### DIRECTIONS
Repeat the full listing below verbatim and keep the images out.

### MATERIAL SHOWN
[start]

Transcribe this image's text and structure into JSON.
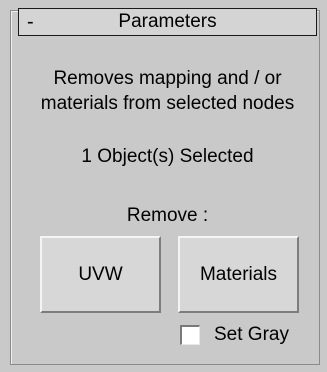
{
  "rollout": {
    "collapse_symbol": "-",
    "title": "Parameters"
  },
  "description": {
    "line1": "Removes mapping and / or",
    "line2": "materials from selected nodes"
  },
  "selection": {
    "count_text": "1 Object(s) Selected"
  },
  "remove": {
    "label": "Remove :",
    "uvw_button": "UVW",
    "materials_button": "Materials"
  },
  "set_gray": {
    "label": "Set Gray",
    "checked": false
  }
}
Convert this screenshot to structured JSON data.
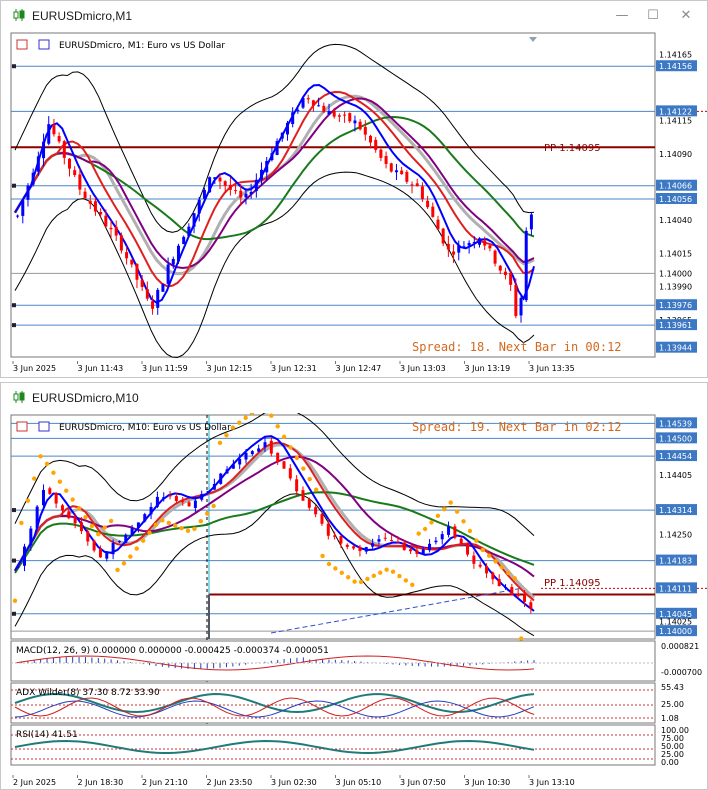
{
  "window1": {
    "title": "EURUSDmicro,M1",
    "header": "EURUSDmicro, M1:  Euro vs US Dollar",
    "spread": "Spread: 18. Next Bar in 00:12",
    "pp_label": "PP 1.14095",
    "price_labels": [
      "1.14165",
      "1.14156",
      "1.14122",
      "1.14115",
      "1.14090",
      "1.14066",
      "1.14056",
      "1.14040",
      "1.14015",
      "1.14000",
      "1.13990",
      "1.13976",
      "1.13965",
      "1.13961",
      "1.13944"
    ],
    "time_labels": [
      "3 Jun 2025",
      "3 Jun 11:43",
      "3 Jun 11:59",
      "3 Jun 12:15",
      "3 Jun 12:31",
      "3 Jun 12:47",
      "3 Jun 13:03",
      "3 Jun 13:19",
      "3 Jun 13:35"
    ]
  },
  "window2": {
    "title": "EURUSDmicro,M10",
    "header": "EURUSDmicro, M10:  Euro vs US Dollar",
    "spread": "Spread: 19. Next Bar in 02:12",
    "pp_label": "PP 1.14095",
    "price_labels": [
      "1.14539",
      "1.14500",
      "1.14454",
      "1.14405",
      "1.14314",
      "1.14250",
      "1.14183",
      "1.14111",
      "1.14045",
      "1.14025",
      "1.14000"
    ],
    "macd_label": "MACD(12, 26, 9) 0.000000 0.000000 -0.000425 -0.000374 -0.000051",
    "macd_scale": [
      "0.000821",
      "-0.000700"
    ],
    "adx_label": "ADX Wilder(8) 37.30 8.72 33.90",
    "adx_scale": [
      "55.43",
      "25.00",
      "1.08"
    ],
    "rsi_label": "RSI(14) 41.51",
    "rsi_scale": [
      "100.00",
      "75.00",
      "50.00",
      "25.00",
      "0.00"
    ],
    "time_labels": [
      "2 Jun 2025",
      "2 Jun 18:30",
      "2 Jun 21:10",
      "2 Jun 23:50",
      "3 Jun 02:30",
      "3 Jun 05:10",
      "3 Jun 07:50",
      "3 Jun 10:30",
      "3 Jun 13:10"
    ]
  },
  "controls": {
    "minimize": "—",
    "maximize": "☐",
    "close": "✕"
  },
  "colors": {
    "up": "#0000ff",
    "down": "#ff0000",
    "hline": "#4a86c8",
    "pp": "#8b0000",
    "spread": "#d2691e",
    "ma_green": "#1a7a1a",
    "ma_red": "#e02020",
    "ma_purple": "#800080",
    "ma_gray": "#b0b0b0",
    "sar": "#ffa500"
  }
}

[end]

### REPLY
Transcribe this image's text and structure into JSON.
{
  "rollout": {
    "collapse_symbol": "-",
    "title": "Parameters"
  },
  "description": {
    "line1": "Removes mapping and / or",
    "line2": "materials from selected nodes"
  },
  "selection": {
    "count_text": "1 Object(s) Selected"
  },
  "remove": {
    "label": "Remove :",
    "uvw_button": "UVW",
    "materials_button": "Materials"
  },
  "set_gray": {
    "label": "Set Gray",
    "checked": false
  }
}
Convert this screenshot to structured JSON data.
{
  "window1": {
    "title": "EURUSDmicro,M1",
    "header": "EURUSDmicro, M1:  Euro vs US Dollar",
    "spread": "Spread: 18. Next Bar in 00:12",
    "pp_label": "PP 1.14095",
    "price_labels": [
      "1.14165",
      "1.14156",
      "1.14122",
      "1.14115",
      "1.14090",
      "1.14066",
      "1.14056",
      "1.14040",
      "1.14015",
      "1.14000",
      "1.13990",
      "1.13976",
      "1.13965",
      "1.13961",
      "1.13944"
    ],
    "time_labels": [
      "3 Jun 2025",
      "3 Jun 11:43",
      "3 Jun 11:59",
      "3 Jun 12:15",
      "3 Jun 12:31",
      "3 Jun 12:47",
      "3 Jun 13:03",
      "3 Jun 13:19",
      "3 Jun 13:35"
    ]
  },
  "window2": {
    "title": "EURUSDmicro,M10",
    "header": "EURUSDmicro, M10:  Euro vs US Dollar",
    "spread": "Spread: 19. Next Bar in 02:12",
    "pp_label": "PP 1.14095",
    "price_labels": [
      "1.14539",
      "1.14500",
      "1.14454",
      "1.14405",
      "1.14314",
      "1.14250",
      "1.14183",
      "1.14111",
      "1.14045",
      "1.14025",
      "1.14000"
    ],
    "macd_label": "MACD(12, 26, 9) 0.000000 0.000000 -0.000425 -0.000374 -0.000051",
    "macd_scale": [
      "0.000821",
      "-0.000700"
    ],
    "adx_label": "ADX Wilder(8) 37.30 8.72 33.90",
    "adx_scale": [
      "55.43",
      "25.00",
      "1.08"
    ],
    "rsi_label": "RSI(14) 41.51",
    "rsi_scale": [
      "100.00",
      "75.00",
      "50.00",
      "25.00",
      "0.00"
    ],
    "time_labels": [
      "2 Jun 2025",
      "2 Jun 18:30",
      "2 Jun 21:10",
      "2 Jun 23:50",
      "3 Jun 02:30",
      "3 Jun 05:10",
      "3 Jun 07:50",
      "3 Jun 10:30",
      "3 Jun 13:10"
    ]
  },
  "controls": {
    "minimize": "—",
    "maximize": "☐",
    "close": "✕"
  },
  "colors": {
    "up": "#0000ff",
    "down": "#ff0000",
    "hline": "#4a86c8",
    "pp": "#8b0000",
    "spread": "#d2691e",
    "ma_green": "#1a7a1a",
    "ma_red": "#e02020",
    "ma_purple": "#800080",
    "ma_gray": "#b0b0b0",
    "sar": "#ffa500"
  }
}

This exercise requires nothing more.